## Directive:
Reply with one number: the count of lines in the data that hold the string "může".

## Material supplied:
- - - - - - -
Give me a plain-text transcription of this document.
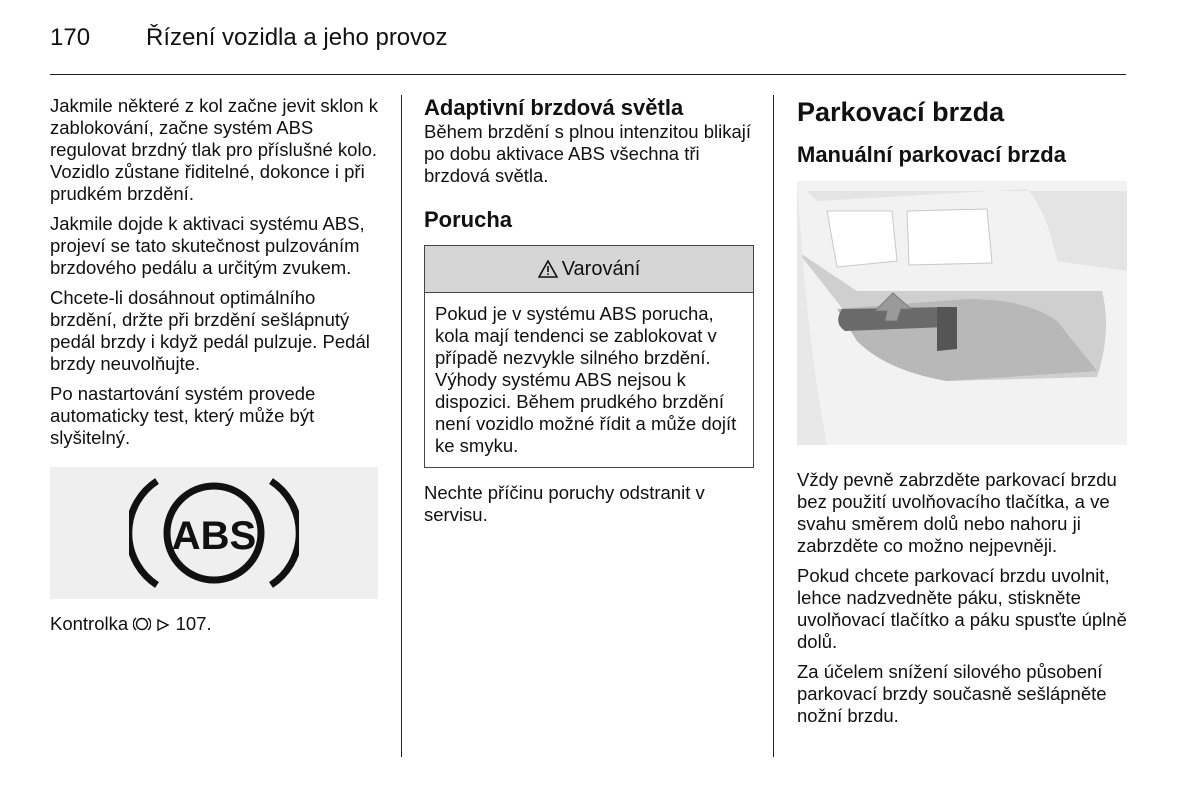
170 Řízení vozidla a jeho provoz

Jakmile některé z kol začne jevit sklon k zablokování, začne systém ABS regulovat brzdný tlak pro příslušné kolo. Vozidlo zůstane řiditelné, dokonce i při prudkém brzdění.

Jakmile dojde k aktivaci systému ABS, projeví se tato skutečnost pulzováním brzdového pedálu a určitým zvukem.

Chcete-li dosáhnout optimálního brzdění, držte při brzdění sešlápnutý pedál brzdy i když pedál pulzuje. Pedál brzdy neuvolňujte.

Po nastartování systém provede automaticky test, který může být slyšitelný.

ABS

Kontrolka	107.

Adaptivní brzdová světla

Během brzdění s plnou intenzitou blikají po dobu aktivace ABS všechna tři brzdová světla.

Porucha
Varování
Pokud je v systému ABS porucha, kola mají tendenci se zablokovat v případě nezvykle silného brzdění. Výhody systému ABS nejsou k dispozici. Během prudkého brzdění není vozidlo možné řídit a může dojít ke smyku.

Nechte příčinu poruchy odstranit v servisu.

Parkovací brzda
Manuální parkovací brzda

Vždy pevně zabrzděte parkovací brzdu bez použití uvolňovacího tlačítka, a ve svahu směrem dolů nebo nahoru ji zabrzděte co možno nejpevněji.

Pokud chcete parkovací brzdu uvolnit, lehce nadzvedněte páku, stiskněte uvolňovací tlačítko a páku spusťte úplně dolů.

Za účelem snížení silového působení parkovací brzdy současně sešlápněte nožní brzdu.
- - - - - - -
## Correct answer:
2